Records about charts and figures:

------------------------------

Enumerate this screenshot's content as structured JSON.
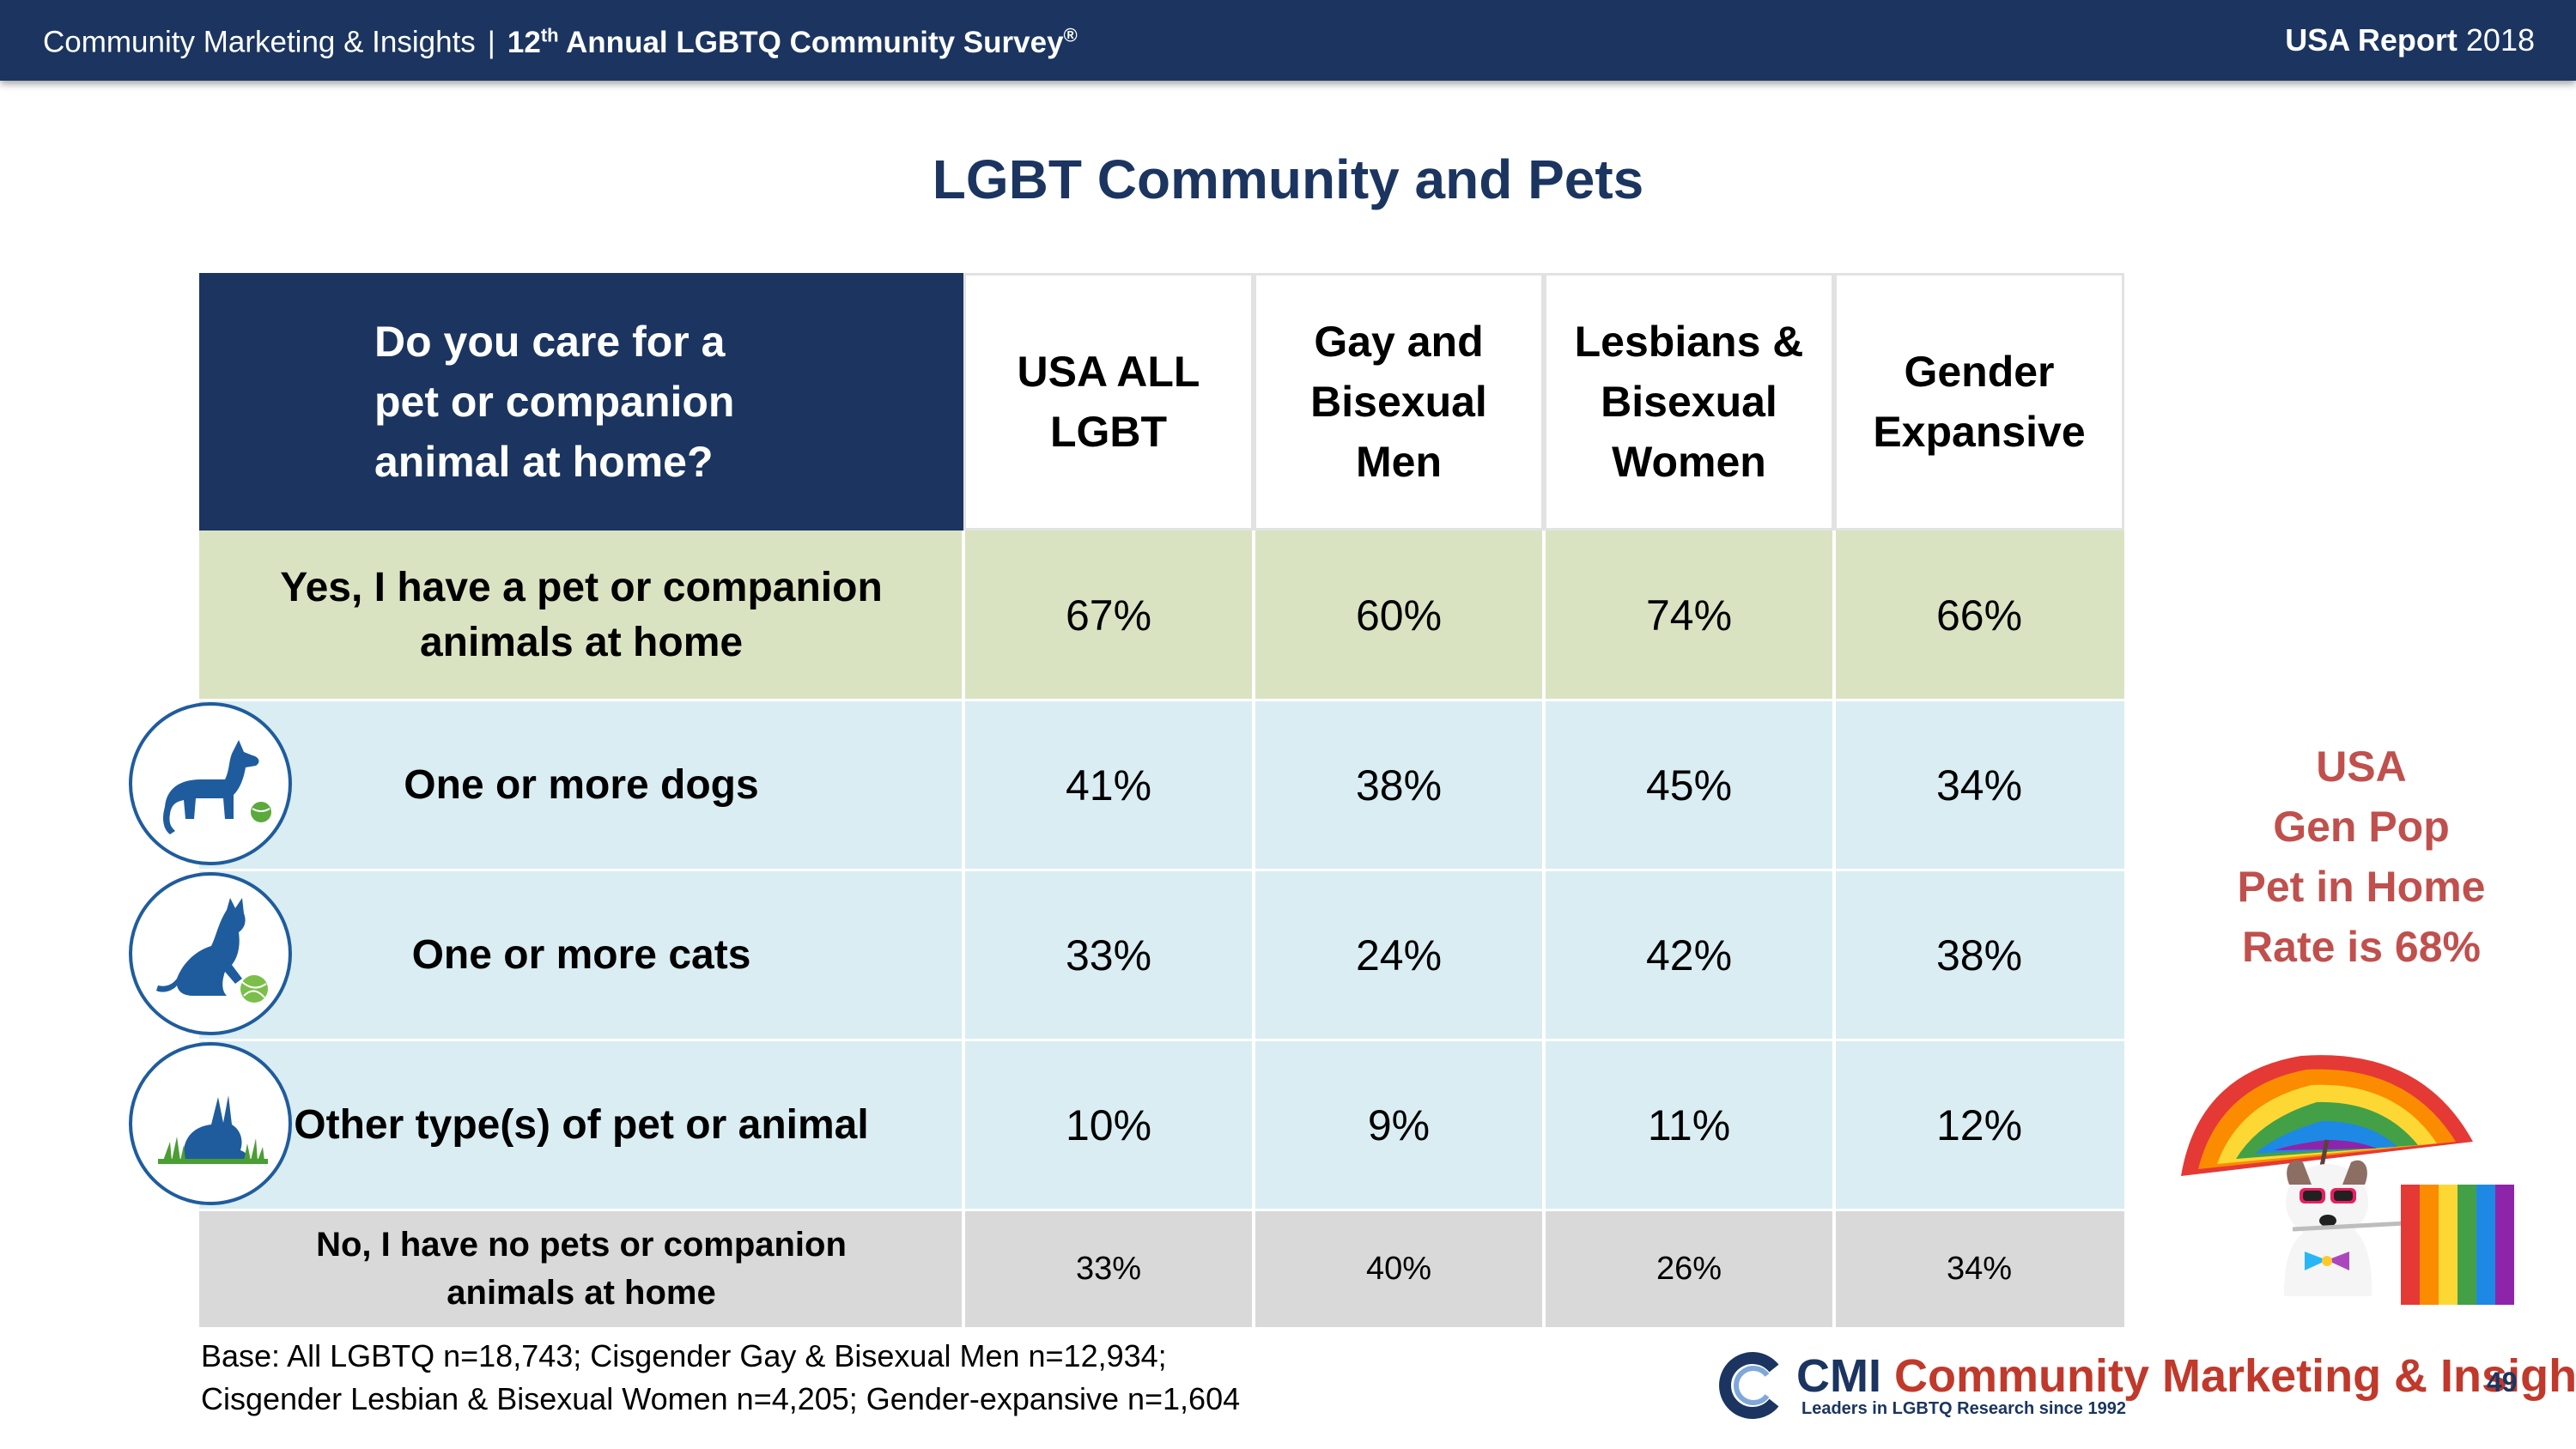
{
  "header": {
    "org": "Community Marketing & Insights",
    "separator": "|",
    "survey_prefix": "12",
    "survey_sup": "th",
    "survey_name": "Annual LGBTQ Community Survey",
    "survey_reg": "®",
    "report_bold": "USA Report",
    "report_year": "2018"
  },
  "title": "LGBT Community and Pets",
  "table": {
    "question": [
      "Do you care for a",
      "pet or companion",
      "animal at home?"
    ],
    "columns": [
      [
        "USA ALL",
        "LGBT"
      ],
      [
        "Gay and",
        "Bisexual",
        "Men"
      ],
      [
        "Lesbians &",
        "Bisexual",
        "Women"
      ],
      [
        "Gender",
        "Expansive"
      ]
    ],
    "rows": [
      {
        "label": [
          "Yes, I have a pet or companion",
          "animals at home"
        ],
        "values": [
          "67%",
          "60%",
          "74%",
          "66%"
        ]
      },
      {
        "label": [
          "One or more dogs"
        ],
        "values": [
          "41%",
          "38%",
          "45%",
          "34%"
        ]
      },
      {
        "label": [
          "One or more cats"
        ],
        "values": [
          "33%",
          "24%",
          "42%",
          "38%"
        ]
      },
      {
        "label": [
          "Other type(s) of pet or animal"
        ],
        "values": [
          "10%",
          "9%",
          "11%",
          "12%"
        ]
      },
      {
        "label": [
          "No, I have no pets or companion",
          "animals at home"
        ],
        "values": [
          "33%",
          "40%",
          "26%",
          "34%"
        ]
      }
    ]
  },
  "icons": [
    "dog-icon",
    "cat-icon",
    "rabbit-icon"
  ],
  "callout": [
    "USA",
    "Gen Pop",
    "Pet in Home",
    "Rate is 68%"
  ],
  "footnote": [
    "Base: All LGBTQ n=18,743; Cisgender Gay & Bisexual Men n=12,934;",
    "Cisgender Lesbian & Bisexual Women n=4,205; Gender-expansive n=1,604"
  ],
  "logo": {
    "abbr": "CMI",
    "name": "Community Marketing & Insights",
    "tagline": "Leaders in LGBTQ Research since 1992"
  },
  "page_number": "49",
  "colors": {
    "navy": "#1b3560",
    "yes_row": "#d9e3c2",
    "blue_rows": "#daedf2",
    "no_row": "#d9d9d9",
    "callout_red": "#c0504d"
  }
}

------------------------------

Given exercise:
Copy each line of the records containing the string "Insights".

Exercise result:
    "org": "Community Marketing & Insights",
    "name": "Community Marketing & Insights",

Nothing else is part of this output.